= WHAT IS NEEDED =
Emit the data below verbatim, stripping out any pictures.
[start RAW RECORDS]
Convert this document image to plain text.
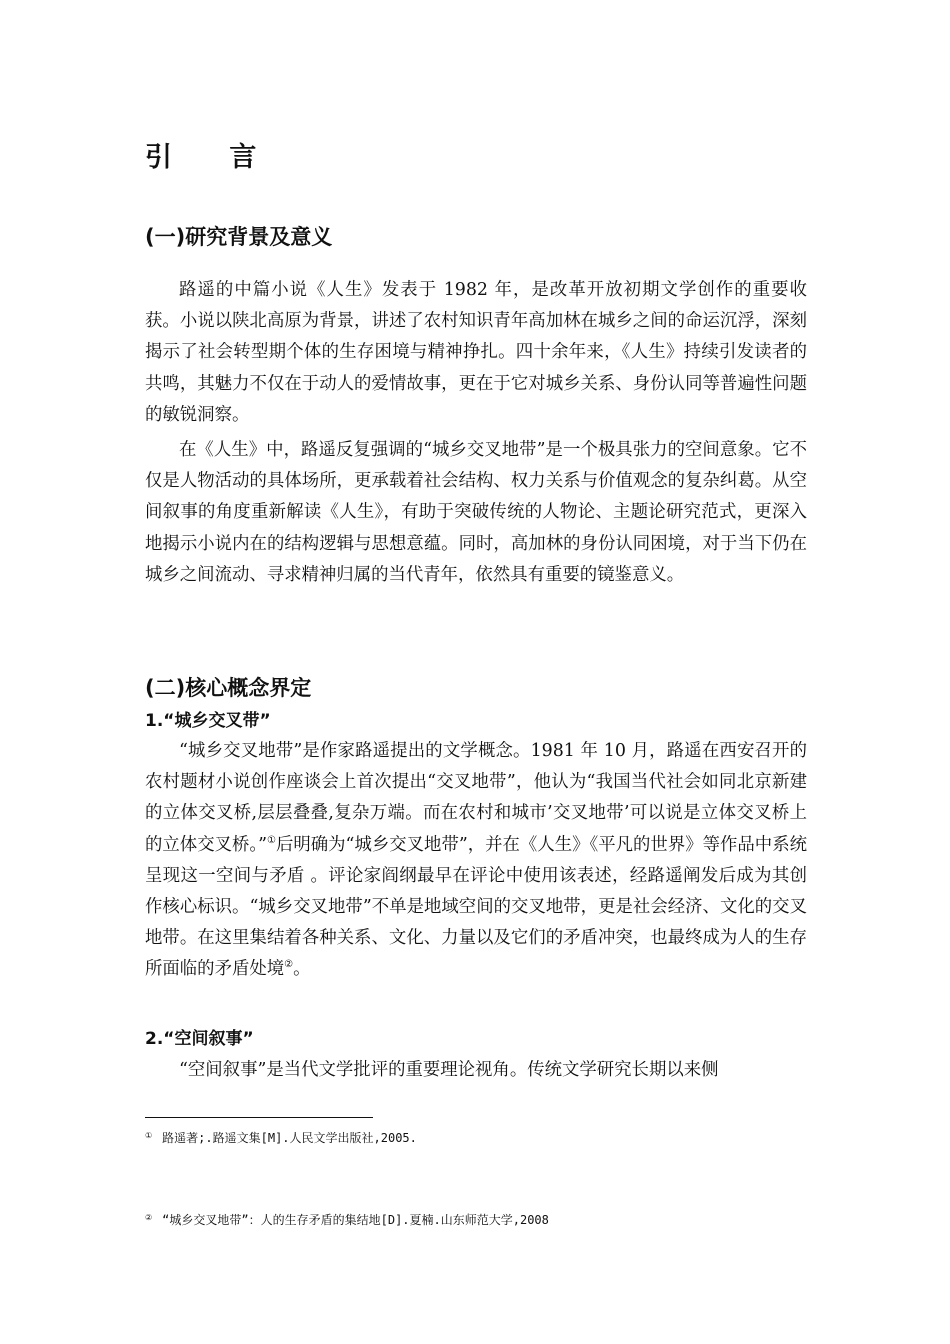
引 言
(一)研究背景及意义

路遥的中篇小说《人生》发表于 1982 年，是改革开放初期文学创作的重要收获。小说以陕北高原为背景，讲述了农村知识青年高加林在城乡之间的命运沉浮，深刻揭示了社会转型期个体的生存困境与精神挣扎。四十余年来，《人生》持续引发读者的共鸣，其魅力不仅在于动人的爱情故事，更在于它对城乡关系、身份认同等普遍性问题的敏锐洞察。

在《人生》中，路遥反复强调的“城乡交叉地带”是一个极具张力的空间意象。它不仅是人物活动的具体场所，更承载着社会结构、权力关系与价值观念的复杂纠葛。从空间叙事的角度重新解读《人生》，有助于突破传统的人物论、主题论研究范式，更深入地揭示小说内在的结构逻辑与思想意蕴。同时，高加林的身份认同困境，对于当下仍在城乡之间流动、寻求精神归属的当代青年，依然具有重要的镜鉴意义。

(二)核心概念界定
1.“城乡交叉带”

“城乡交叉地带”是作家路遥提出的文学概念。1981 年 10 月，路遥在西安召开的农村题材小说创作座谈会上首次提出“交叉地带”，他认为“我国当代社会如同北京新建的立体交叉桥,层层叠叠,复杂万端。而在农村和城市’交叉地带’可以说是立体交叉桥上的立体交叉桥。”①后明确为“城乡交叉地带”，并在《人生》《平凡的世界》等作品中系统呈现这一空间与矛盾 。评论家阎纲最早在评论中使用该表述，经路遥阐发后成为其创作核心标识。“城乡交叉地带”不单是地域空间的交叉地带，更是社会经济、文化的交叉地带。在这里集结着各种关系、文化、力量以及它们的矛盾冲突，也最终成为人的生存所面临的矛盾处境②。

2.“空间叙事”

“空间叙事”是当代文学批评的重要理论视角。传统文学研究长期以来侧

① 路遥著;.路遥文集[M].人民文学出版社,2005.

② “城乡交叉地带”：人的生存矛盾的集结地[D].夏楠.山东师范大学,2008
[end RAW RECORDS]
= SOLUTION FOR THIS TASK =
Convert this document image to plain text.
引 言
(一)研究背景及意义

路遥的中篇小说《人生》发表于 1982 年，是改革开放初期文学创作的重要收获。小说以陕北高原为背景，讲述了农村知识青年高加林在城乡之间的命运沉浮，深刻揭示了社会转型期个体的生存困境与精神挣扎。四十余年来，《人生》持续引发读者的共鸣，其魅力不仅在于动人的爱情故事，更在于它对城乡关系、身份认同等普遍性问题的敏锐洞察。

在《人生》中，路遥反复强调的“城乡交叉地带”是一个极具张力的空间意象。它不仅是人物活动的具体场所，更承载着社会结构、权力关系与价值观念的复杂纠葛。从空间叙事的角度重新解读《人生》，有助于突破传统的人物论、主题论研究范式，更深入地揭示小说内在的结构逻辑与思想意蕴。同时，高加林的身份认同困境，对于当下仍在城乡之间流动、寻求精神归属的当代青年，依然具有重要的镜鉴意义。

(二)核心概念界定
1.“城乡交叉带”

“城乡交叉地带”是作家路遥提出的文学概念。1981 年 10 月，路遥在西安召开的农村题材小说创作座谈会上首次提出“交叉地带”，他认为“我国当代社会如同北京新建的立体交叉桥,层层叠叠,复杂万端。而在农村和城市’交叉地带’可以说是立体交叉桥上的立体交叉桥。”①后明确为“城乡交叉地带”，并在《人生》《平凡的世界》等作品中系统呈现这一空间与矛盾 。评论家阎纲最早在评论中使用该表述，经路遥阐发后成为其创作核心标识。“城乡交叉地带”不单是地域空间的交叉地带，更是社会经济、文化的交叉地带。在这里集结着各种关系、文化、力量以及它们的矛盾冲突，也最终成为人的生存所面临的矛盾处境②。

2.“空间叙事”

“空间叙事”是当代文学批评的重要理论视角。传统文学研究长期以来侧

① 路遥著;.路遥文集[M].人民文学出版社,2005.

② “城乡交叉地带”：人的生存矛盾的集结地[D].夏楠.山东师范大学,2008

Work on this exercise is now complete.